* _Work instructions_: From the listing below, pull out the lines that hold "Country".

* _Source records_:
►
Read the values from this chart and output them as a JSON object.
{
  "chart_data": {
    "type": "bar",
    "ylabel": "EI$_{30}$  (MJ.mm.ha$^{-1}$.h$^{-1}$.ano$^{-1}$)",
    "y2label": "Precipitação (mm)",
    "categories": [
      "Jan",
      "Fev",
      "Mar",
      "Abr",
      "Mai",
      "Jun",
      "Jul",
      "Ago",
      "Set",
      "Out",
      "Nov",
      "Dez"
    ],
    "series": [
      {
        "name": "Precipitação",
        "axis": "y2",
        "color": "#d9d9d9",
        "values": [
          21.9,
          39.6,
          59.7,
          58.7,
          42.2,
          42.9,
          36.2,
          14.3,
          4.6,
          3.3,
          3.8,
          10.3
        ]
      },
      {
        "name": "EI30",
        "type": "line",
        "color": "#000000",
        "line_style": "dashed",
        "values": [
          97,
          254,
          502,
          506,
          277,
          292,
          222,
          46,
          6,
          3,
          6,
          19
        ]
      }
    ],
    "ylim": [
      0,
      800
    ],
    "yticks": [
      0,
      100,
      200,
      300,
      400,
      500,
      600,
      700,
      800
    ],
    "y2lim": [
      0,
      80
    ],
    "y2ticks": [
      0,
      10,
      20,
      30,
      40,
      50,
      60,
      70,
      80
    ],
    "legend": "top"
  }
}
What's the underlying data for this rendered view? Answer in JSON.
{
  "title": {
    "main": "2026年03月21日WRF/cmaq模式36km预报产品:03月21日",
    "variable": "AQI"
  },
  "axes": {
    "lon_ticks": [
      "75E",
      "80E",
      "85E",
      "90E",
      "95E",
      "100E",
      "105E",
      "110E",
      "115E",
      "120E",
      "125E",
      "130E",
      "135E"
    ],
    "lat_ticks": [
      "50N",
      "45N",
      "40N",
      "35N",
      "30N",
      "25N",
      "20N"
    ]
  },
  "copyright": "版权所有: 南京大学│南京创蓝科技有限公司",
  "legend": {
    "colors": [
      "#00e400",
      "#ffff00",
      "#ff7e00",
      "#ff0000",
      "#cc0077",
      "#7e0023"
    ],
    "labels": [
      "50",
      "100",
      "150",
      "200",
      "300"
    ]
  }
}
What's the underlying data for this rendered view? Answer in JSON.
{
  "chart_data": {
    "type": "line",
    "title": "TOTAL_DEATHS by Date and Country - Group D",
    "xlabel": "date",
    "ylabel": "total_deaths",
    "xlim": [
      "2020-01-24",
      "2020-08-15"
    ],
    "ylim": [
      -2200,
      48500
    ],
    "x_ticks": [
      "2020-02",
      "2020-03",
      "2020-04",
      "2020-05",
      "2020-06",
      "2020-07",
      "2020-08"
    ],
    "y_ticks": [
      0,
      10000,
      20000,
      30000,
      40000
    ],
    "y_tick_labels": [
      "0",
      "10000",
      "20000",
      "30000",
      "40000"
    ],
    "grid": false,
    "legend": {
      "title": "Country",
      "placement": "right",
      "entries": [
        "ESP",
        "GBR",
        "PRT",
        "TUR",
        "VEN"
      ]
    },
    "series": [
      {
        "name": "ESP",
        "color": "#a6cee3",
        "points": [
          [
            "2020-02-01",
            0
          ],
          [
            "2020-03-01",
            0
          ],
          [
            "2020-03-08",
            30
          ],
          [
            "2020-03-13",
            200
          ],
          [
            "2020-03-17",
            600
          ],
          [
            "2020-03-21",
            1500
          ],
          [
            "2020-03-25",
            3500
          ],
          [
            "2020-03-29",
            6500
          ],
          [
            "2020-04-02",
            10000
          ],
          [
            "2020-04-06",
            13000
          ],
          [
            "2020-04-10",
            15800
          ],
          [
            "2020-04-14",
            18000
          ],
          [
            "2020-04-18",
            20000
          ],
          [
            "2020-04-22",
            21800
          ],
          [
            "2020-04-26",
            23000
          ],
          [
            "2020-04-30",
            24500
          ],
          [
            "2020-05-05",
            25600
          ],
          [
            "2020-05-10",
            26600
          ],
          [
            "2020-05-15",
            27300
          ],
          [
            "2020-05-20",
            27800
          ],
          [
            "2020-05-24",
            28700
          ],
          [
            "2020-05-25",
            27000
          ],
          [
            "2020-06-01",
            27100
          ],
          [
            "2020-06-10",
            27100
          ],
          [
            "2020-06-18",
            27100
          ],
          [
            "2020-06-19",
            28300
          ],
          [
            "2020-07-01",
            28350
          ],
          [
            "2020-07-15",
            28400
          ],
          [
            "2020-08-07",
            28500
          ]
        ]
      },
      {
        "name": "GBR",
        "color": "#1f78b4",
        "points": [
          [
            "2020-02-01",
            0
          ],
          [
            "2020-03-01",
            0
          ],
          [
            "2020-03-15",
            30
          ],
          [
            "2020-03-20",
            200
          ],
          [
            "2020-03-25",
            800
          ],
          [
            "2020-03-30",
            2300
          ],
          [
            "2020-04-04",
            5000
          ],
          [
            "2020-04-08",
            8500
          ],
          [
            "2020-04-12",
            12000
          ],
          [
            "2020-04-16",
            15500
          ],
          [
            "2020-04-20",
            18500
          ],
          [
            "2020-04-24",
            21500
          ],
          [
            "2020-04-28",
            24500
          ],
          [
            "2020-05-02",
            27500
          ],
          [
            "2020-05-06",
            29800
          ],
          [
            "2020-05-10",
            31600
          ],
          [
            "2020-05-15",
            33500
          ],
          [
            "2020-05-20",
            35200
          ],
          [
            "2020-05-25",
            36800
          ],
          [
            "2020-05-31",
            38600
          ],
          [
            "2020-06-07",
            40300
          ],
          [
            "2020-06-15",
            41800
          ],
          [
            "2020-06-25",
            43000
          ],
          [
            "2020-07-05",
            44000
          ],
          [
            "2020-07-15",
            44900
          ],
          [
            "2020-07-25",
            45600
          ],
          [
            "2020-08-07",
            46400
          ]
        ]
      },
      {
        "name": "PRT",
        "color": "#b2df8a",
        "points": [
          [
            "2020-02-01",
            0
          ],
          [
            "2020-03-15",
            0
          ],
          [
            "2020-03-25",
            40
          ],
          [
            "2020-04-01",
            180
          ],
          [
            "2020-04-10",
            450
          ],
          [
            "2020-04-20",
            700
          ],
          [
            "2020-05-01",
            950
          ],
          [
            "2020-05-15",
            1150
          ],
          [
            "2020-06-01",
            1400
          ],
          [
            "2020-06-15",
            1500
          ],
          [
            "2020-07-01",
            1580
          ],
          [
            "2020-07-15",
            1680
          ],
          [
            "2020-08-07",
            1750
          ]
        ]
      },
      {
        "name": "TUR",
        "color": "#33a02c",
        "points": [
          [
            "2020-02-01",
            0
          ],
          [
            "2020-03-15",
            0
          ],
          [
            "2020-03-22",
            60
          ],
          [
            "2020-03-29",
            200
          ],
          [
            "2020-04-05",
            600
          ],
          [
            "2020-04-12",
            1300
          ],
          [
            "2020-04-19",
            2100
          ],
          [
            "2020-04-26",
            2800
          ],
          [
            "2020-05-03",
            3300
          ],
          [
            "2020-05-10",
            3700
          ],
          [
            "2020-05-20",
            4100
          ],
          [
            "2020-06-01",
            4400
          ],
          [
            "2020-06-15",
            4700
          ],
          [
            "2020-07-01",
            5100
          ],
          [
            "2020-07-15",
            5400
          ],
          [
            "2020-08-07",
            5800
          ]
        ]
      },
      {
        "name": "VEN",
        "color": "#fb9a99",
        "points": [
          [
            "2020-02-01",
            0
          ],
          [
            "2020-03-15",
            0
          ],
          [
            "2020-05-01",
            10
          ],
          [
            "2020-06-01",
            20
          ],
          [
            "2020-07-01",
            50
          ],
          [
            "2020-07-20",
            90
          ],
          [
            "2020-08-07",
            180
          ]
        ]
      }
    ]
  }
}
◄
* _Written solution_:
    "title": "TOTAL_DEATHS by Date and Country - Group D",
      "title": "Country",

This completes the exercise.